Given instruction — Print the entries below in their entirety, exactly as they are written.

[Stored records]

'''

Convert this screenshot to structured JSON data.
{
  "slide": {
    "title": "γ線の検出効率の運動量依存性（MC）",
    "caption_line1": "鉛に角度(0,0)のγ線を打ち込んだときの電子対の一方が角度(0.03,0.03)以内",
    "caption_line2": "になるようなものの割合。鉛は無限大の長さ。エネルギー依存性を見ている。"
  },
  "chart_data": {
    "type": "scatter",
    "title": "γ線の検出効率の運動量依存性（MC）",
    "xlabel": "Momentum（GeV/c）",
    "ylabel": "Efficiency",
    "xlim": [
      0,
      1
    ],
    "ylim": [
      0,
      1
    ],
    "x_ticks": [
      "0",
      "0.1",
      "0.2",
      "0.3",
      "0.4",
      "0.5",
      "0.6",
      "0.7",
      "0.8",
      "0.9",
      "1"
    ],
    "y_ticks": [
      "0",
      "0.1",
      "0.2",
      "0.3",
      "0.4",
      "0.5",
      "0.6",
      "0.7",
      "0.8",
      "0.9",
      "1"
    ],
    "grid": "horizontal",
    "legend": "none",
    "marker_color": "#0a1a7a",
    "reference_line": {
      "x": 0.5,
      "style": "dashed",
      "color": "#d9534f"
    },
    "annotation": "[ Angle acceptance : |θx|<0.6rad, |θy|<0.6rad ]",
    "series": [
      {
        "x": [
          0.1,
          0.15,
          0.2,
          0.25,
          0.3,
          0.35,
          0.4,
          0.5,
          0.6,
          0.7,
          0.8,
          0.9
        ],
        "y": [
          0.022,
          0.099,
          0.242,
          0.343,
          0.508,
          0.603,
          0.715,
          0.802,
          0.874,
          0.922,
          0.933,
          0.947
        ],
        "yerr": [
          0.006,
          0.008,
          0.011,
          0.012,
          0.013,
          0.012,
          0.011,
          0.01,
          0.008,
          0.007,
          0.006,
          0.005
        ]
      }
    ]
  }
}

'''

Solution to this task —
Convert this screenshot to structured JSON data.
{
  "slide": {
    "title": "γ線の検出効率の運動量依存性（MC）",
    "caption_line1": "鉛に角度(0,0)のγ線を打ち込んだときの電子対の一方が角度(0.03,0.03)以内",
    "caption_line2": "になるようなものの割合。鉛は無限大の長さ。エネルギー依存性を見ている。"
  },
  "chart_data": {
    "type": "scatter",
    "title": "γ線の検出効率の運動量依存性（MC）",
    "xlabel": "Momentum（GeV/c）",
    "ylabel": "Efficiency",
    "xlim": [
      0,
      1
    ],
    "ylim": [
      0,
      1
    ],
    "x_ticks": [
      "0",
      "0.1",
      "0.2",
      "0.3",
      "0.4",
      "0.5",
      "0.6",
      "0.7",
      "0.8",
      "0.9",
      "1"
    ],
    "y_ticks": [
      "0",
      "0.1",
      "0.2",
      "0.3",
      "0.4",
      "0.5",
      "0.6",
      "0.7",
      "0.8",
      "0.9",
      "1"
    ],
    "grid": "horizontal",
    "legend": "none",
    "marker_color": "#0a1a7a",
    "reference_line": {
      "x": 0.5,
      "style": "dashed",
      "color": "#d9534f"
    },
    "annotation": "[ Angle acceptance : |θx|<0.6rad, |θy|<0.6rad ]",
    "series": [
      {
        "x": [
          0.1,
          0.15,
          0.2,
          0.25,
          0.3,
          0.35,
          0.4,
          0.5,
          0.6,
          0.7,
          0.8,
          0.9
        ],
        "y": [
          0.022,
          0.099,
          0.242,
          0.343,
          0.508,
          0.603,
          0.715,
          0.802,
          0.874,
          0.922,
          0.933,
          0.947
        ],
        "yerr": [
          0.006,
          0.008,
          0.011,
          0.012,
          0.013,
          0.012,
          0.011,
          0.01,
          0.008,
          0.007,
          0.006,
          0.005
        ]
      }
    ]
  }
}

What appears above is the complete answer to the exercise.